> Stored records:
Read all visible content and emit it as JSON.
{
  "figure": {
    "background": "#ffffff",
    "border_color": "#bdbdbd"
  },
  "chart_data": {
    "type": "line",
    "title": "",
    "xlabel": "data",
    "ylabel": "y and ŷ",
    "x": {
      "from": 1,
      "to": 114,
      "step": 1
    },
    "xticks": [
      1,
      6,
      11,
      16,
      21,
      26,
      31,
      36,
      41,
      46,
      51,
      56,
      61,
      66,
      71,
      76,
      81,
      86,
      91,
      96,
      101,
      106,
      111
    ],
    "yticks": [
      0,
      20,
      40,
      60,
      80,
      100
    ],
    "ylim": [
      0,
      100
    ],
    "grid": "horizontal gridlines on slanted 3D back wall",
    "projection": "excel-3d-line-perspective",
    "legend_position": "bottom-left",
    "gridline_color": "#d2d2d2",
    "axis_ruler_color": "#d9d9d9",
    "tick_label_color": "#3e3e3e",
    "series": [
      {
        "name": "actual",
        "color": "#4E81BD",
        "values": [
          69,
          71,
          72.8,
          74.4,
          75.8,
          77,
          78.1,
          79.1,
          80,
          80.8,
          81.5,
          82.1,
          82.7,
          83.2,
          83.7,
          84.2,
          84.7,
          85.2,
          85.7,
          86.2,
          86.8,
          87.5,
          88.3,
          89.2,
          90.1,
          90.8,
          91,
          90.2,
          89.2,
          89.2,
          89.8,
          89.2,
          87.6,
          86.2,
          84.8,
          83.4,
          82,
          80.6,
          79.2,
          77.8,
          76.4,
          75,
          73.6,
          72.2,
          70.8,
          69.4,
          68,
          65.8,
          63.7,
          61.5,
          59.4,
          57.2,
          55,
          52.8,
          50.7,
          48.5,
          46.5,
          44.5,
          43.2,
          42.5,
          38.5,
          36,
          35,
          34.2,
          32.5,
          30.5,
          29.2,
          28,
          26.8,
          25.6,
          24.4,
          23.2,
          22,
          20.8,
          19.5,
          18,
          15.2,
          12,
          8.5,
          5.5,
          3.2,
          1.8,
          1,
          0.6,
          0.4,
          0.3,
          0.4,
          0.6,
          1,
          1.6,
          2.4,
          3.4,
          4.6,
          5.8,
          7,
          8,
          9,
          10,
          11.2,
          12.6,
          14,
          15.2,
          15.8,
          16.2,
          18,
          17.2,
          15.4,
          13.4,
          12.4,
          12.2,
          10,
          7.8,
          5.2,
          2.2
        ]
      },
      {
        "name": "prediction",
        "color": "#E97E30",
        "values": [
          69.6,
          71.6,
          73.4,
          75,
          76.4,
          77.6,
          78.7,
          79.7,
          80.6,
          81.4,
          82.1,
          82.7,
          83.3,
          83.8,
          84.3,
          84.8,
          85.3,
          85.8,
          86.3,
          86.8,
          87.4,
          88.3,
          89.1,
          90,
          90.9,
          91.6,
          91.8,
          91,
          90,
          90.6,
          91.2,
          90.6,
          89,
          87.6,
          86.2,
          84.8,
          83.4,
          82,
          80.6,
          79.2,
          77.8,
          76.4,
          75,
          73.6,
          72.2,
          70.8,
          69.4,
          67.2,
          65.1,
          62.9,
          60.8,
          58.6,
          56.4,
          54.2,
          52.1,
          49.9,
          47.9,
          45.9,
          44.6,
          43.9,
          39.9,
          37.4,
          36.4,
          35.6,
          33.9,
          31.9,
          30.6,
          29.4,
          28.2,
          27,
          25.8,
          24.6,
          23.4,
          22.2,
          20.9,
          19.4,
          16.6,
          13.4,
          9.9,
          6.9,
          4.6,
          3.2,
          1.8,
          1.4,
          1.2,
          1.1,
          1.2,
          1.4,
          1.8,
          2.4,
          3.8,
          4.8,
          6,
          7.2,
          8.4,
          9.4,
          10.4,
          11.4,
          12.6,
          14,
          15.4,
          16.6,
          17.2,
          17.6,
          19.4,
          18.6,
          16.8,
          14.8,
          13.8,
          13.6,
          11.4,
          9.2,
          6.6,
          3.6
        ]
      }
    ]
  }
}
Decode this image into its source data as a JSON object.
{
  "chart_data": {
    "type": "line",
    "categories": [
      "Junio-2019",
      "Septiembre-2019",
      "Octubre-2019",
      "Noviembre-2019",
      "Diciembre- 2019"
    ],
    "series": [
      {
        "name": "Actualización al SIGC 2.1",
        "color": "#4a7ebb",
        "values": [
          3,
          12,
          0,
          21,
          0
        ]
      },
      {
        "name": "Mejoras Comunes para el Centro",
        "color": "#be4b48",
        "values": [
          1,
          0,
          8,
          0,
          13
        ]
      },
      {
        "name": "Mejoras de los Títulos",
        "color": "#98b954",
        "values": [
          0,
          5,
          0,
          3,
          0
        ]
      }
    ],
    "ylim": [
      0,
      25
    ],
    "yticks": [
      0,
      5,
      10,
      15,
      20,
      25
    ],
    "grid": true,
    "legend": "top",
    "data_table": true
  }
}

> Written task: Look for the word "JSON" in every line of the listing and copy the lines that have it.

> Exercise solution:
Read all visible content and emit it as JSON.
Decode this image into its source data as a JSON object.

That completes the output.